# DATA PROVIDED:

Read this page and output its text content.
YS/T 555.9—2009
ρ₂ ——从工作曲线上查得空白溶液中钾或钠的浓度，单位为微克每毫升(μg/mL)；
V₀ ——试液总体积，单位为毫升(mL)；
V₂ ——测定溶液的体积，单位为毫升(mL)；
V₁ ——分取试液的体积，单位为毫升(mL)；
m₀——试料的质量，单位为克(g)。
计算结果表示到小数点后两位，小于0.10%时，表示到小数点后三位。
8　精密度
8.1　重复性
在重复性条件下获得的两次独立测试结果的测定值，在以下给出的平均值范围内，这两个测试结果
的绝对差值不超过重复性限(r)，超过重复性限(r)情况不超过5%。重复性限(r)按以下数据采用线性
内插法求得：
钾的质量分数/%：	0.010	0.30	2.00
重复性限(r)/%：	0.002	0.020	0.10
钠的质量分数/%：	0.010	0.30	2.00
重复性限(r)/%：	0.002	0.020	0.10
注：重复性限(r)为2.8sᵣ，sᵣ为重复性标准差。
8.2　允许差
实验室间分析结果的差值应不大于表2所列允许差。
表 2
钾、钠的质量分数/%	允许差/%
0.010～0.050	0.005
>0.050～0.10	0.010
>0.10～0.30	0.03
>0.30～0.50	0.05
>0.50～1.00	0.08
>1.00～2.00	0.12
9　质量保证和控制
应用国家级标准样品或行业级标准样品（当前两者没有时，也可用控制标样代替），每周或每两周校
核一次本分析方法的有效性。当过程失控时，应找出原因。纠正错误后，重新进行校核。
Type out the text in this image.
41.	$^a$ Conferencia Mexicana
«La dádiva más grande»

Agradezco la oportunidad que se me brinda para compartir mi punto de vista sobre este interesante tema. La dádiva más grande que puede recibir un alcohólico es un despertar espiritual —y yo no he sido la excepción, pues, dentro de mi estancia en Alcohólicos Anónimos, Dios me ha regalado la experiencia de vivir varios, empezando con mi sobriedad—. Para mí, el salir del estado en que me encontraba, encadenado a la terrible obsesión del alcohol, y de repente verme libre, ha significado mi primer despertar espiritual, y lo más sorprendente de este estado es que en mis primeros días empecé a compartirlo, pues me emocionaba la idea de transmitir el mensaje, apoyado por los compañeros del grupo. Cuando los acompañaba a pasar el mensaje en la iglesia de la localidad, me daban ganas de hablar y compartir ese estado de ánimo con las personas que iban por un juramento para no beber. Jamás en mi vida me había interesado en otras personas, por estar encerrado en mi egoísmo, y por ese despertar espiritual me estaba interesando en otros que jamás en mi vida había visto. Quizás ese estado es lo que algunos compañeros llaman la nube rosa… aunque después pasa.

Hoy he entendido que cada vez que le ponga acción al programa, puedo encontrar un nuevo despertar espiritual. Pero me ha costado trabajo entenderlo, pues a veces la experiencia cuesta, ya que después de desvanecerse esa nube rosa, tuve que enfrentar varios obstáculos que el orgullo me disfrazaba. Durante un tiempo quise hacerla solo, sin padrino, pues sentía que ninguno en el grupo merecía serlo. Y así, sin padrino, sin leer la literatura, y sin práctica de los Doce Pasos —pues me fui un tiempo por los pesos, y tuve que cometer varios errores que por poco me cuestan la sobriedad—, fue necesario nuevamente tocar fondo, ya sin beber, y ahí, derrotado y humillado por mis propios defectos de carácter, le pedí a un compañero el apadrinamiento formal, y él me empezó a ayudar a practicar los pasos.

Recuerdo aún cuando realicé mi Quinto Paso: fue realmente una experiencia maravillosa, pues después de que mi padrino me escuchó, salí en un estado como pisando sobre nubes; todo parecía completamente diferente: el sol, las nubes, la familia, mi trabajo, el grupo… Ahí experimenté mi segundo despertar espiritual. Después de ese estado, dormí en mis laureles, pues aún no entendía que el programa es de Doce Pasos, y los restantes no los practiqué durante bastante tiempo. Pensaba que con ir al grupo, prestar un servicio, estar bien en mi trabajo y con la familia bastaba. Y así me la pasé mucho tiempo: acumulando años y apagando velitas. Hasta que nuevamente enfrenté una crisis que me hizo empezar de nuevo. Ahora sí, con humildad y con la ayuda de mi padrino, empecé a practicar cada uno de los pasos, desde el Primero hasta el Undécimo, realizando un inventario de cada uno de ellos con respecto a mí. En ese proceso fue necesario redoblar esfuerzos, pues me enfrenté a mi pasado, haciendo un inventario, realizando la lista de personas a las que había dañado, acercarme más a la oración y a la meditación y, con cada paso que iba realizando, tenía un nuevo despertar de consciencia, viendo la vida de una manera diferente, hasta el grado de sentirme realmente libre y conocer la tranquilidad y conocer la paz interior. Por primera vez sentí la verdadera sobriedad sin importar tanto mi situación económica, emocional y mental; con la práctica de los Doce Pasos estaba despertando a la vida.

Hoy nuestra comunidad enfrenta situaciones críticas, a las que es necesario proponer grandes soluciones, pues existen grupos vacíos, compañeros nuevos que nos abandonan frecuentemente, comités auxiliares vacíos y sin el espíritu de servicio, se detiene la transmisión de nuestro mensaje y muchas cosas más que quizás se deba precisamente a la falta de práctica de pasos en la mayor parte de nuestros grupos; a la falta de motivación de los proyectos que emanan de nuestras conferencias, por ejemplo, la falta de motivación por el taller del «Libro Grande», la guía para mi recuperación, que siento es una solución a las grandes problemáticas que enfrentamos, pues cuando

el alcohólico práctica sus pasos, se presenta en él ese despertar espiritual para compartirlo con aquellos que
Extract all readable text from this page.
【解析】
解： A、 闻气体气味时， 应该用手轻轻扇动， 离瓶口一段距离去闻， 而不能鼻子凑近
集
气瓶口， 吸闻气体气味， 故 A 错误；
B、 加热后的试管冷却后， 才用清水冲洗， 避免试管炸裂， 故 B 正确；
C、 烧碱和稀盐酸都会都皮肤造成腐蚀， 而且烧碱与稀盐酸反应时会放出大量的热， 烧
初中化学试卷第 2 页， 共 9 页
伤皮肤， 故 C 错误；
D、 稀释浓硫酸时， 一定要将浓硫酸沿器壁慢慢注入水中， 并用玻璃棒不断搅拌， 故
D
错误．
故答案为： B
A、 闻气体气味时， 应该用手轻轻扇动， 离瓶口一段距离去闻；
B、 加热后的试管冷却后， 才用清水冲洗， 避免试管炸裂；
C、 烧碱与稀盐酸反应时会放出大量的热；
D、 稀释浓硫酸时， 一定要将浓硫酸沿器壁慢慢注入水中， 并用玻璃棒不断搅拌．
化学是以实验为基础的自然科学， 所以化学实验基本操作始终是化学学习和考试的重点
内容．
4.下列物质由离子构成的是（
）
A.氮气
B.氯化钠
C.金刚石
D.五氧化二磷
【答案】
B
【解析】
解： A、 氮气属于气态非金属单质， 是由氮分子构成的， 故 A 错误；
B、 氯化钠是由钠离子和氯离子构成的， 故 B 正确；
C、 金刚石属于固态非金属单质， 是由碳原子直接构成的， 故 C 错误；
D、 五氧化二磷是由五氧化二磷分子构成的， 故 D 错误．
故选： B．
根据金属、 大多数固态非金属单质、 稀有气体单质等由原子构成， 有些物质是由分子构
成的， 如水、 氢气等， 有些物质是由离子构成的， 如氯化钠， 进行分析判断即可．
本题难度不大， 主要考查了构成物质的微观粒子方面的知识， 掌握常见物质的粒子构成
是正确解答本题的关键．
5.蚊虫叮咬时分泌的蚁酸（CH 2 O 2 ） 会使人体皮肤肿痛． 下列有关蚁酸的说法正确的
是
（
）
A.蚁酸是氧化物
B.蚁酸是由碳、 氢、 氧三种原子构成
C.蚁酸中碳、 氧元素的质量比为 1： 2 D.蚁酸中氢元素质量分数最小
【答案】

# SHORT EXERCISE:
Some lines of the data may hold the word "闻气体气味时". Say how many do, with nothing else.

# SOLVED EXERCISE:
2